Give the listing again exactly, omitting its images.

►

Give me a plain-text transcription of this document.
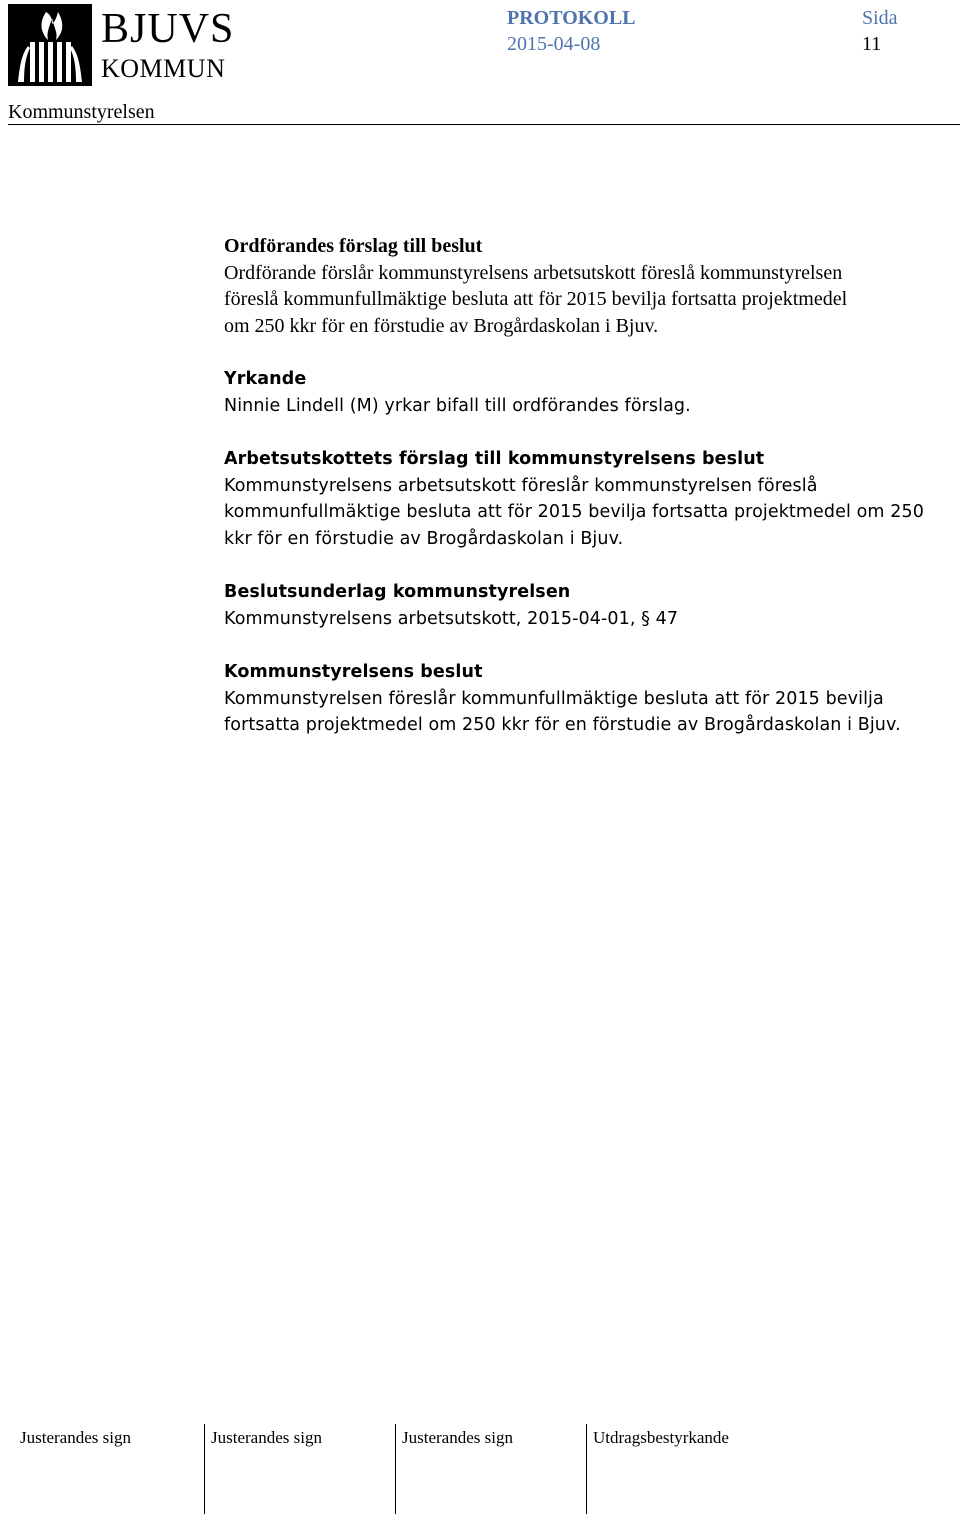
BJUVS
KOMMUN
PROTOKOLL
2015-04-08
Sida
11
Kommunstyrelsen
Ordförandes förslag till beslut

Ordförande förslår kommunstyrelsens arbetsutskott föreslå kommunstyrelsen

föreslå kommunfullmäktige besluta att för 2015 bevilja fortsatta projektmedel

om 250 kkr för en förstudie av Brogårdaskolan i Bjuv.

Yrkande

Ninnie Lindell (M) yrkar bifall till ordförandes förslag.

Arbetsutskottets förslag till kommunstyrelsens beslut

Kommunstyrelsens arbetsutskott föreslår kommunstyrelsen föreslå

kommunfullmäktige besluta att för 2015 bevilja fortsatta projektmedel om 250

kkr för en förstudie av Brogårdaskolan i Bjuv.

Beslutsunderlag kommunstyrelsen

Kommunstyrelsens arbetsutskott, 2015-04-01, § 47

Kommunstyrelsens beslut

Kommunstyrelsen föreslår kommunfullmäktige besluta att för 2015 bevilja

fortsatta projektmedel om 250 kkr för en förstudie av Brogårdaskolan i Bjuv.

Justerandes sign	Justerandes sign	Justerandes sign	Utdragsbestyrkande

◄

◆ **Exercise output**:
Give me a plain-text transcription of this document.
BJUVS
KOMMUN
PROTOKOLL
2015-04-08
Sida
11
Kommunstyrelsen
Ordförandes förslag till beslut

Ordförande förslår kommunstyrelsens arbetsutskott föreslå kommunstyrelsen

föreslå kommunfullmäktige besluta att för 2015 bevilja fortsatta projektmedel

om 250 kkr för en förstudie av Brogårdaskolan i Bjuv.

Yrkande

Ninnie Lindell (M) yrkar bifall till ordförandes förslag.

Arbetsutskottets förslag till kommunstyrelsens beslut

Kommunstyrelsens arbetsutskott föreslår kommunstyrelsen föreslå

kommunfullmäktige besluta att för 2015 bevilja fortsatta projektmedel om 250

kkr för en förstudie av Brogårdaskolan i Bjuv.

Beslutsunderlag kommunstyrelsen

Kommunstyrelsens arbetsutskott, 2015-04-01, § 47

Kommunstyrelsens beslut

Kommunstyrelsen föreslår kommunfullmäktige besluta att för 2015 bevilja

fortsatta projektmedel om 250 kkr för en förstudie av Brogårdaskolan i Bjuv.

Justerandes sign	Justerandes sign	Justerandes sign	Utdragsbestyrkande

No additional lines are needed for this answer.